## What you are asked to do
Convert the listing into a Markdown table with the columns "Row" and "Line", one row per line with blank lines left out. Begin at the line that contains "document-title: 2024预备党员自我鉴定范文 [267,131,683,169]" and stop after the line that contains "document-body [143,247,807,1146]".

## Entries
================================

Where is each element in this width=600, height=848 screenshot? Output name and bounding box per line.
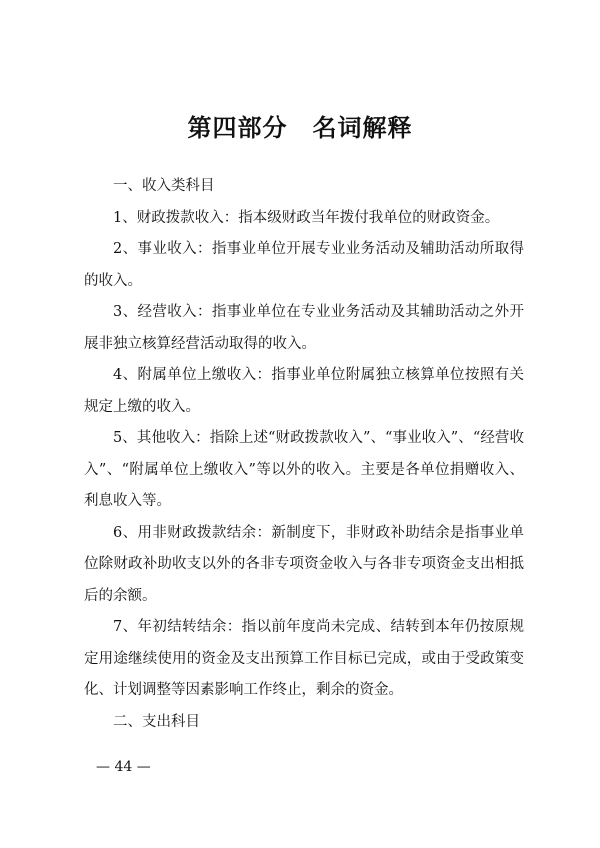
paragraph-other-income: 5、其他收入：指除上述“财政拨款收入”、“事业收入”、“经营收入”、“附属单位上缴收入”等以外的收入。主要是各单位捐赠收入、利息收入等。 [84, 430, 524, 509]
paragraph-operating-income: 3、经营收入：指事业单位在专业业务活动及其辅助活动之外开展非独立核算经营活动取得的收入。 [84, 304, 524, 352]
page-title: 第四部分 名词解释 [187, 114, 413, 142]
page-number: — 44 — [96, 759, 151, 775]
paragraph-business-income: 2、事业收入：指事业单位开展专业业务活动及辅助活动所取得的收入。 [84, 241, 524, 289]
section-heading-income: 一、收入类科目 [113, 178, 215, 194]
paragraph-carryover-balance: 7、年初结转结余：指以前年度尚未完成、结转到本年仍按原规定用途继续使用的资金及支出预算工作目标已完成，或由于受政策变化、计划调整等因素影响工作终止，剩余的资金。 [84, 619, 524, 698]
paragraph-affiliate-remittance-income: 4、附属单位上缴收入：指事业单位附属独立核算单位按照有关规定上缴的收入。 [84, 367, 524, 415]
paragraph-fiscal-appropriation-income: 1、财政拨款收入：指本级财政当年拨付我单位的财政资金。 [113, 209, 500, 226]
section-heading-expenditure: 二、支出科目 [113, 713, 200, 730]
document-body [84, 171, 524, 738]
paragraph-non-fiscal-surplus: 6、用非财政拨款结余：新制度下，非财政补助结余是指事业单位除财政补助收支以外的各非专项资金收入与各非专项资金支出相抵后的余额。 [84, 524, 524, 604]
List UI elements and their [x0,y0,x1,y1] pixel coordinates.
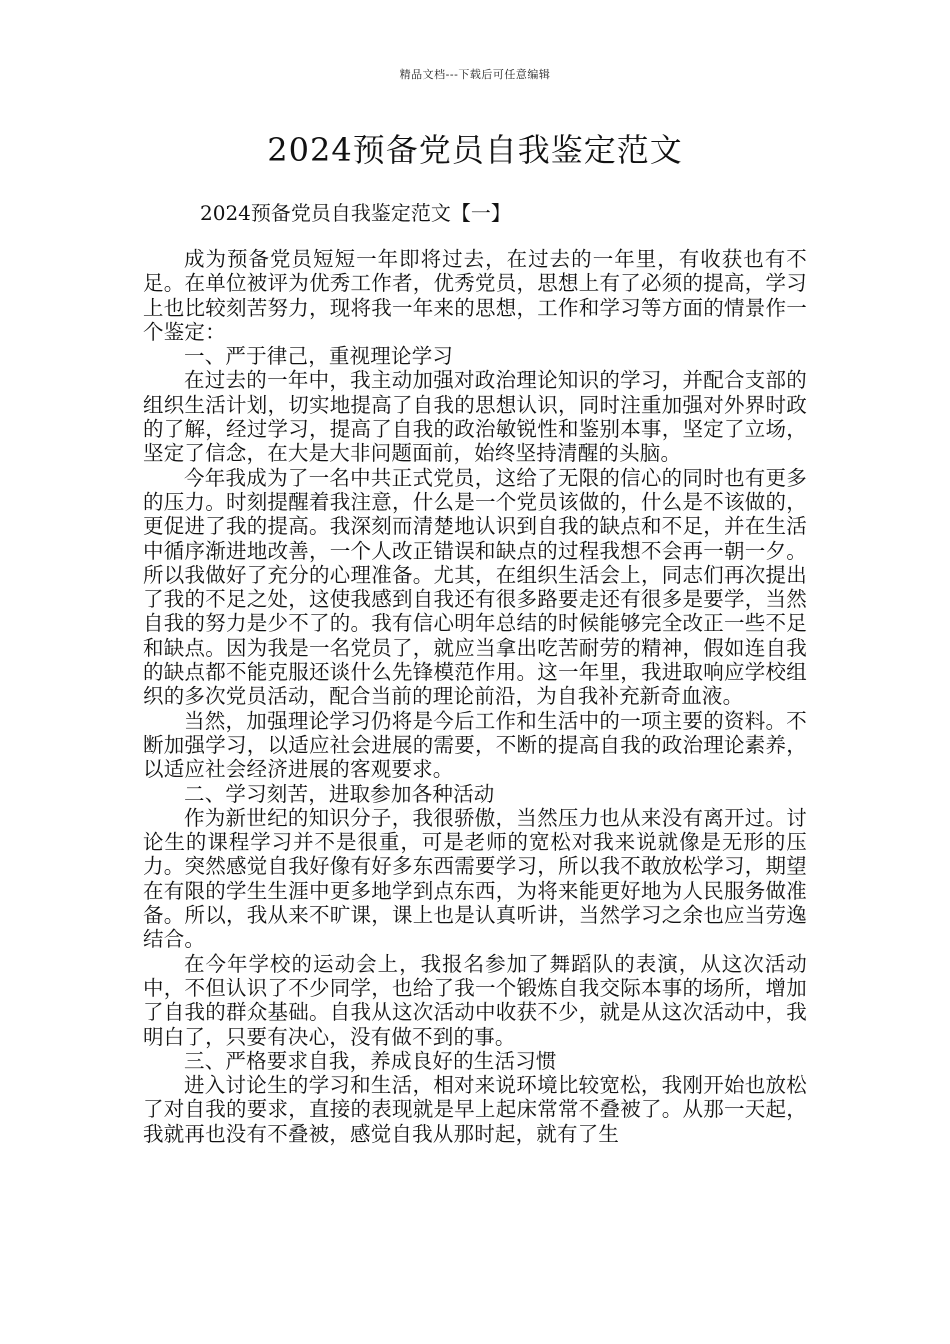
document-title: 2024预备党员自我鉴定范文 [267,131,683,169]
paragraph: 当然，加强理论学习仍将是今后工作和生活中的一项主要的资料。不断加强学习，以适应社会进展的需要，不断的提高自我的政治理论素养，以适应社会经济进展的客观要求。 [143,708,807,782]
document-body [143,247,807,1146]
paragraph: 作为新世纪的知识分子，我很骄傲，当然压力也从来没有离开过。讨论生的课程学习并不是很重，可是老师的宽松对我来说就像是无形的压力。突然感觉自我好像有好多东西需要学习，所以我不敢放松学习，期望在有限的学生生涯中更多地学到点东西，为将来能更好地为人民服务做准备。所以，我从来不旷课，课上也是认真听讲，当然学习之余也应当劳逸结合。 [143,805,807,952]
section-heading-1: 一、严于律己，重视理论学习 [184,344,454,369]
section-heading-2: 二、学习刻苦，进取参加各种活动 [184,781,495,806]
paragraph: 在过去的一年中，我主动加强对政治理论知识的学习，并配合支部的组织生活计划，切实地提高了自我的思想认识，同时注重加强对外界时政的了解，经过学习，提高了自我的政治敏锐性和鉴别本事，坚定了立场，坚定了信念，在大是大非问题面前，始终坚持清醒的头脑。 [143,368,807,466]
paragraph: 今年我成为了一名中共正式党员，这给了无限的信心的同时也有更多的压力。时刻提醒着我注意，什么是一个党员该做的，什么是不该做的，更促进了我的提高。我深刻而清楚地认识到自我的缺点和不足，并在生活中循序渐进地改善，一个人改正错误和缺点的过程我想不会再一朝一夕。所以我做好了充分的心理准备。尤其，在组织生活会上，同志们再次提出了我的不足之处，这使我感到自我还有很多路要走还有很多是要学，当然自我的努力是少不了的。我有信心明年总结的时候能够完全改正一些不足和缺点。因为我是一名党员了，就应当拿出吃苦耐劳的精神，假如连自我的缺点都不能克服还谈什么先锋模范作用。这一年里，我进取响应学校组织的多次党员活动，配合当前的理论前沿，为自我补充新奇血液。 [143,465,807,709]
document-subtitle: 2024预备党员自我鉴定范文【一】 [200,201,511,225]
paragraph: 在今年学校的运动会上，我报名参加了舞蹈队的表演，从这次活动中，不但认识了不少同学，也给了我一个锻炼自我交际本事的场所，增加了自我的群众基础。自我从这次活动中收获不少，就是从这次活动中，我明白了，只要有决心，没有做不到的事。 [143,951,807,1049]
section-heading-3: 三、严格要求自我，养成良好的生活习惯 [184,1048,557,1073]
header-note: 精品文档---下载后可任意编辑 [399,68,551,81]
paragraph: 进入讨论生的学习和生活，相对来说环境比较宽松，我刚开始也放松了对自我的要求，直接的表现就是早上起床常常不叠被了。从那一天起，我就再也没有不叠被，感觉自我从那时起，就有了生 [143,1073,807,1146]
paragraph-intro: 成为预备党员短短一年即将过去，在过去的一年里，有收获也有不足。在单位被评为优秀工作者，优秀党员，思想上有了必须的提高，学习上也比较刻苦努力，现将我一年来的思想，工作和学习等方面的情景作一个鉴定： [143,247,807,344]
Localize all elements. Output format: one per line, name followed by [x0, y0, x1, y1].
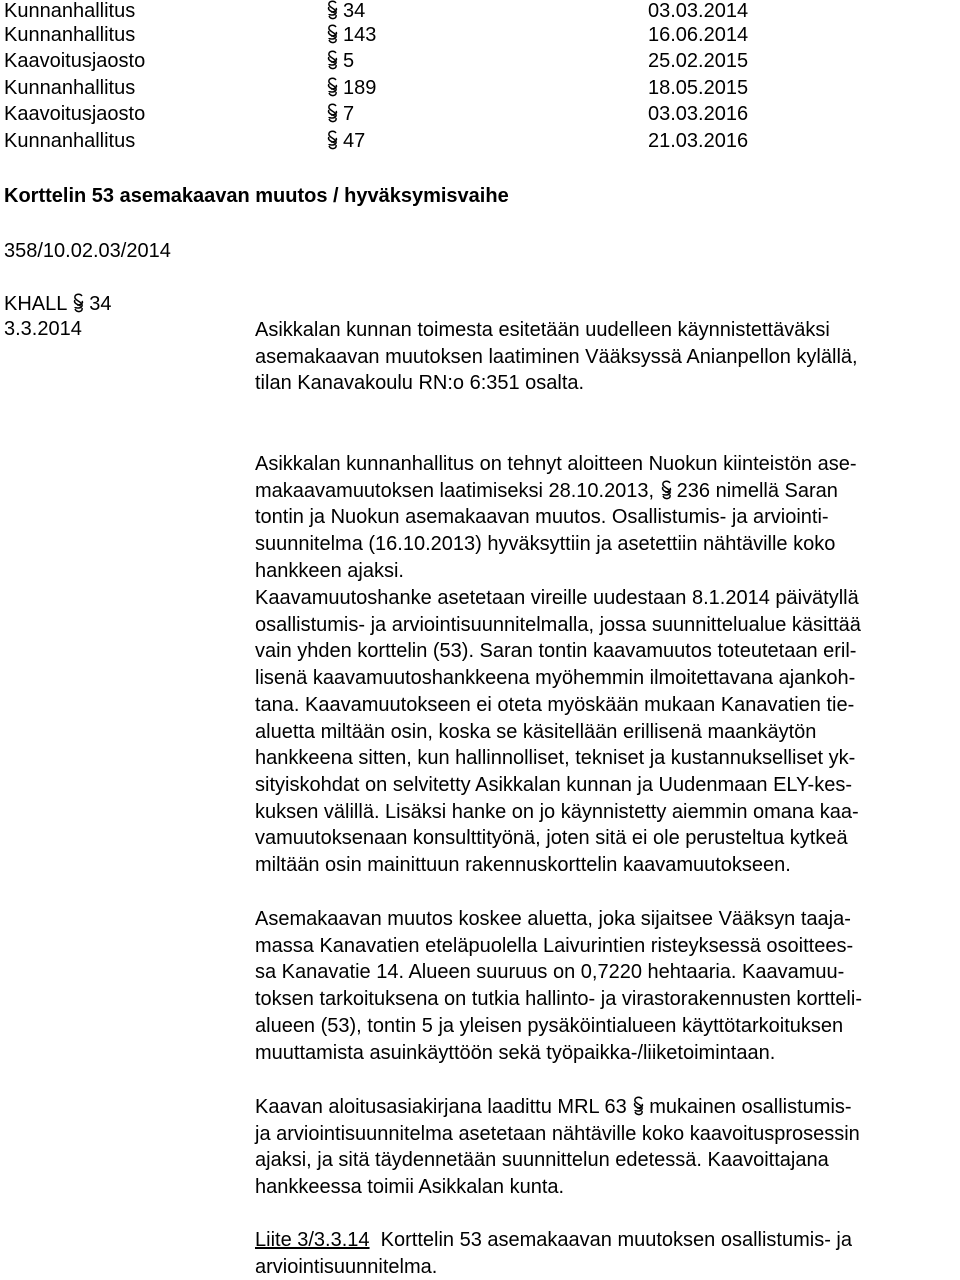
history-number: 7 [326, 103, 354, 125]
section-icon [632, 1096, 645, 1116]
item-reference: KHALL 34 [4, 293, 112, 315]
history-body: Kunnanhallitus [4, 77, 136, 99]
history-body: Kaavoitusjaosto [4, 50, 146, 72]
section-icon [326, 103, 339, 123]
paragraph-2: Asikkalan kunnanhallitus on tehnyt aloitteen Nuokun kiinteistön ase- makaavamuutoksen laatimiseksi 28.10.2013, 236 nimellä Saran tontin ja Nuokun asemakaavan muutos. Osallistumis- ja arviointi- suunnitelma (16.10.2013) hyväksyttiin ja asetettiin nähtäville koko hankkeen ajaksi. [255, 453, 857, 582]
history-date: 25.02.2015 [648, 50, 749, 72]
paragraph-1: Asikkalan kunnan toimesta esitetään uudelleen käynnistettäväksi asemakaavan muutoksen laatiminen Vääksyssä Anianpellon kylällä, tilan Kanavakoulu RN:o 6:351 osalta. [255, 319, 858, 395]
history-number: 189 [326, 77, 376, 99]
section-icon [326, 24, 339, 44]
attachment: Liite 3/3.3.14 Korttelin 53 asemakaavan muutoksen osallistumis- ja arviointisuunnitelma. [255, 1229, 852, 1278]
item-heading: Korttelin 53 asemakaavan muutos / hyväksymisvaihe [4, 185, 509, 207]
section-icon [326, 50, 339, 70]
history-number: 143 [326, 24, 376, 46]
item-date: 3.3.2014 [4, 318, 82, 340]
history-date: 16.06.2014 [648, 24, 749, 46]
history-date: 03.03.2014 [648, 0, 749, 22]
history-body: Kunnanhallitus [4, 0, 136, 22]
section-icon [326, 130, 339, 150]
paragraph-4: Asemakaavan muutos koskee aluetta, joka sijaitsee Vääksyn taaja- massa Kanavatien eteläpuolella Laivurintien risteyksessä osoittees- sa Kanavatie 14. Alueen suuruus on 0,7220 hehtaaria. Kaavamuu- toksen tarkoituksena on tutkia hallinto- ja virastorakennusten kortteli- alueen (53), tontin 5 ja yleisen pysäköintialueen käyttötarkoituksen muuttamista asuinkäyttöön sekä työpaikka-/liiketoimintaan. [255, 908, 862, 1064]
history-number: 47 [326, 130, 365, 152]
history-number: 5 [326, 50, 354, 72]
history-body: Kunnanhallitus [4, 24, 136, 46]
history-body: Kunnanhallitus [4, 130, 136, 152]
history-number: 34 [326, 0, 365, 22]
section-icon [72, 293, 85, 313]
history-date: 21.03.2016 [648, 130, 749, 152]
paragraph-5: Kaavan aloitusasiakirjana laadittu MRL 63 mukainen osallistumis- ja arviointisuunnitelma asetetaan nähtäville koko kaavoitusprosessin ajaksi, ja sitä täydennetään suunnittelun edetessä. Kaavoittajana hankkeessa toimii Asikkalan kunta. [255, 1096, 860, 1199]
section-icon [326, 0, 339, 20]
section-icon [326, 77, 339, 97]
section-icon [660, 480, 673, 500]
history-date: 03.03.2016 [648, 103, 749, 125]
history-body: Kaavoitusjaosto [4, 103, 146, 125]
paragraph-3: Kaavamuutoshanke asetetaan vireille uudestaan 8.1.2014 päivätyllä osallistumis- ja arviointisuunnitelmalla, jossa suunnittelualue käsittää vain yhden korttelin (53). Saran tontin kaavamuutos toteutetaan eril- lisenä kaavamuutoshankkeena myöhemmin ilmoitettavana ajankoh- tana. Kaavamuutokseen ei oteta myöskään mukaan Kanavatien tie- aluetta miltään osin, koska se käsitellään erillisenä maankäytön hankkeena sitten, kun hallinnolliset, tekniset ja kustannukselliset yk- sityiskohdat on selvitetty Asikkalan kunnan ja Uudenmaan ELY-kes- kuksen välillä. Lisäksi hanke on jo käynnistetty aiemmin omana kaa- vamuutoksenaan konsulttityönä, joten sitä ei ole perusteltua kytkeä miltään osin mainittuun rakennuskorttelin kaavamuutokseen. [255, 587, 861, 877]
diary-number: 358/10.02.03/2014 [4, 240, 171, 262]
attachment-link[interactable]: Liite 3/3.3.14 [255, 1229, 370, 1251]
history-date: 18.05.2015 [648, 77, 749, 99]
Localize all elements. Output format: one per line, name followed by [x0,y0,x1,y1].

================================

## Full response
| Row | Line |
|---|---|
| 1 | document-title: 2024预备党员自我鉴定范文 [267,131,683,169] |
| 2 | paragraph: 当然，加强理论学习仍将是今后工作和生活中的一项主要的资料。不断加强学习，以适应社会进展的需要，不断的提高自我的政治理论素养，以适应社会经济进展的客观要求。 [143,708,807,782] |
| 3 | document-body [143,247,807,1146] |